TASK GOAL | Gather every line holding the string "الهاتف".

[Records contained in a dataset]
= = = = =
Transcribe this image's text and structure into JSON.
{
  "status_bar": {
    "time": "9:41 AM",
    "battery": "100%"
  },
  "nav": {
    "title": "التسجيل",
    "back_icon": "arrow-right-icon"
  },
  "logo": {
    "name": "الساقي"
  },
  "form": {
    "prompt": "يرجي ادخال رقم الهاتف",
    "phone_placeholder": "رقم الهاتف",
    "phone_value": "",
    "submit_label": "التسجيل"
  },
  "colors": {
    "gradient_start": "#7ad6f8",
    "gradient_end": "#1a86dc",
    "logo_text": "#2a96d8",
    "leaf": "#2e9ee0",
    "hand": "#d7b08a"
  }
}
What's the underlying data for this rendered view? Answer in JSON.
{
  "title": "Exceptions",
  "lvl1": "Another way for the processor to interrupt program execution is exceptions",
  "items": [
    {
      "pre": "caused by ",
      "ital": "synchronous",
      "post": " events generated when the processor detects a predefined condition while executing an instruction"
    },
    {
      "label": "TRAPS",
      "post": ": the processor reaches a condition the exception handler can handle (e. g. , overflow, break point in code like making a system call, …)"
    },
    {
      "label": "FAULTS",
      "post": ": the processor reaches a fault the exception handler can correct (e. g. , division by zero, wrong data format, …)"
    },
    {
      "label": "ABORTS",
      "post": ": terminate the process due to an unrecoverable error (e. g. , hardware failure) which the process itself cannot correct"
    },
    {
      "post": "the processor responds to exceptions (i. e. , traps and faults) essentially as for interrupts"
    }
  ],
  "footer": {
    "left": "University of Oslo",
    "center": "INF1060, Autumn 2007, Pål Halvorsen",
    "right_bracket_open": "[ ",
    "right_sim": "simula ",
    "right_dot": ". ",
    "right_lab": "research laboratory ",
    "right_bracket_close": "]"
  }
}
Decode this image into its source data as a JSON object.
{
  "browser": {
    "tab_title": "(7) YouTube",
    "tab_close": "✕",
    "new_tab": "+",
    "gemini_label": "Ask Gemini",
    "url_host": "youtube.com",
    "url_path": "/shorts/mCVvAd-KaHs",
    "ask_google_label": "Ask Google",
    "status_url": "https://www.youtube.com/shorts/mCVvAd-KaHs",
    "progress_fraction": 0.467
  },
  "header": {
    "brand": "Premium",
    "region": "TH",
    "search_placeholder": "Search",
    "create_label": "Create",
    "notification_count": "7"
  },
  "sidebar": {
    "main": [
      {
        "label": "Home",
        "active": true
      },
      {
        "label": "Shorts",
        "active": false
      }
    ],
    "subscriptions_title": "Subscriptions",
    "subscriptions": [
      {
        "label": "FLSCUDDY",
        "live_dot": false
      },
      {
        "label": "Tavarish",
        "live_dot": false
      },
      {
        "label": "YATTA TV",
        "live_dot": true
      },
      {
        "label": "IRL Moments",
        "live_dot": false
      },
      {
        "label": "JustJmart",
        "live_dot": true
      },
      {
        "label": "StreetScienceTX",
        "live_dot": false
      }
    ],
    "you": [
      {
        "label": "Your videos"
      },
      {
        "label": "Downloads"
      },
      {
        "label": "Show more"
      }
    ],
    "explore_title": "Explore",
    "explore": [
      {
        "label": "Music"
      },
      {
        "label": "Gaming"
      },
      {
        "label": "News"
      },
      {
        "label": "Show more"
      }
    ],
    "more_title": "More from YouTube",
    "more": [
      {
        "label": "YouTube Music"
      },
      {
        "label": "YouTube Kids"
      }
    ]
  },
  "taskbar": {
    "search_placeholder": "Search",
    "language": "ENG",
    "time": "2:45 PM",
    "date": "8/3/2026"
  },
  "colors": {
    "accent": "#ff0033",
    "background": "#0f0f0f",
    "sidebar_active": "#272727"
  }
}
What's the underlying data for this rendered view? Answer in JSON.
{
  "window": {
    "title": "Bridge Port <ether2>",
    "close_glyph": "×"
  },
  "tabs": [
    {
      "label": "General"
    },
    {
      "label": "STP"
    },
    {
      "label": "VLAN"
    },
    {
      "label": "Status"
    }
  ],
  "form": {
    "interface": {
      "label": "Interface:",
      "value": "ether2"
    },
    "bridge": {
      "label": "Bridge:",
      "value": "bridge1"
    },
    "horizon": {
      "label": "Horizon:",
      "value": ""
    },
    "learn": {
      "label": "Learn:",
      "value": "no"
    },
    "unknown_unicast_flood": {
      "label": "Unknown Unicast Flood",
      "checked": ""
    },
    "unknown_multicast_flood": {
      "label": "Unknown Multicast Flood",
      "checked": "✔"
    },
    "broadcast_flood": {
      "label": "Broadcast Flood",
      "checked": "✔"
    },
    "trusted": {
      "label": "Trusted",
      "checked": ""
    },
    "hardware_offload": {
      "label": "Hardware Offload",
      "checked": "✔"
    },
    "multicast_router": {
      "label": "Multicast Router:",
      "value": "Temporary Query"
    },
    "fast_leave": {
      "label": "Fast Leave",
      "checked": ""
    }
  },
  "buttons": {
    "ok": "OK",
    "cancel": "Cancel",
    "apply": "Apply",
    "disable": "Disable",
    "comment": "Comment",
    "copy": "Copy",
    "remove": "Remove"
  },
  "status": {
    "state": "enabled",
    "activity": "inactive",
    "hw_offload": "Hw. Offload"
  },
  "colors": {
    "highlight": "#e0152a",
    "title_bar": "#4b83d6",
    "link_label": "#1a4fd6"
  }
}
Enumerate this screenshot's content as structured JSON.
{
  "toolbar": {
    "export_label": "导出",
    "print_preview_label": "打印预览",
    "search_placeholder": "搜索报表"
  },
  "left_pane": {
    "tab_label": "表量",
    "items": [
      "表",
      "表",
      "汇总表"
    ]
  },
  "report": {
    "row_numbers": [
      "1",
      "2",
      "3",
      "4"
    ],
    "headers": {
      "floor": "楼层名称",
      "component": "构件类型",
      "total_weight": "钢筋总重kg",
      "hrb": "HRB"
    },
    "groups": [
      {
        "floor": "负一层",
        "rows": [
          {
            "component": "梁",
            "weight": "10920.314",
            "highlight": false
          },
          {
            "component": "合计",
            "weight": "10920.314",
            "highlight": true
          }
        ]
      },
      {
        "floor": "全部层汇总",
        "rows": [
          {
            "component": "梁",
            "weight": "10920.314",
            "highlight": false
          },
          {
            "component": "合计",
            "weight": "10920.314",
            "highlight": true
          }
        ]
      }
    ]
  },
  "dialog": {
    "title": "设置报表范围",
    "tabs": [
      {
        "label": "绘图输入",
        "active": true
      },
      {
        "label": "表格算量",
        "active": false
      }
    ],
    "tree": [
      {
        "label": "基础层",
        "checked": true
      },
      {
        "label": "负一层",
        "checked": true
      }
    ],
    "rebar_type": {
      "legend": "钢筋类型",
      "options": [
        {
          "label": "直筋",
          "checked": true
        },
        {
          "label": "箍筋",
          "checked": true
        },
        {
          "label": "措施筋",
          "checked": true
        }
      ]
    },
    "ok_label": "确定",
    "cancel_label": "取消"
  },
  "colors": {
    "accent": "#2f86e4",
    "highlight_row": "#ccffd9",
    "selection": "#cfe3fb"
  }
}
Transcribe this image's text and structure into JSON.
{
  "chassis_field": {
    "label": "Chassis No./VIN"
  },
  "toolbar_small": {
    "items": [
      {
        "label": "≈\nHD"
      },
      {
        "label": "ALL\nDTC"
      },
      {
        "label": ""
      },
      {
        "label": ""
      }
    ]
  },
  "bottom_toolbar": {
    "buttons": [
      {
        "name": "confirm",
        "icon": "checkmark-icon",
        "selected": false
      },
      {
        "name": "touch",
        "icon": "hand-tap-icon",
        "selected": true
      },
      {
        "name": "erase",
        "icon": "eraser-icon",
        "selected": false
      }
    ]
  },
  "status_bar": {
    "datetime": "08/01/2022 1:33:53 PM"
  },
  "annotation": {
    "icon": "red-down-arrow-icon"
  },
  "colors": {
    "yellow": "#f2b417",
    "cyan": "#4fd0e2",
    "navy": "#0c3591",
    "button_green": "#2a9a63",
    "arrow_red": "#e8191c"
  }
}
= = = = =
RESPONSE FOR THIS EXERCISE |
    "prompt": "يرجي ادخال رقم الهاتف",
    "phone_placeholder": "رقم الهاتف",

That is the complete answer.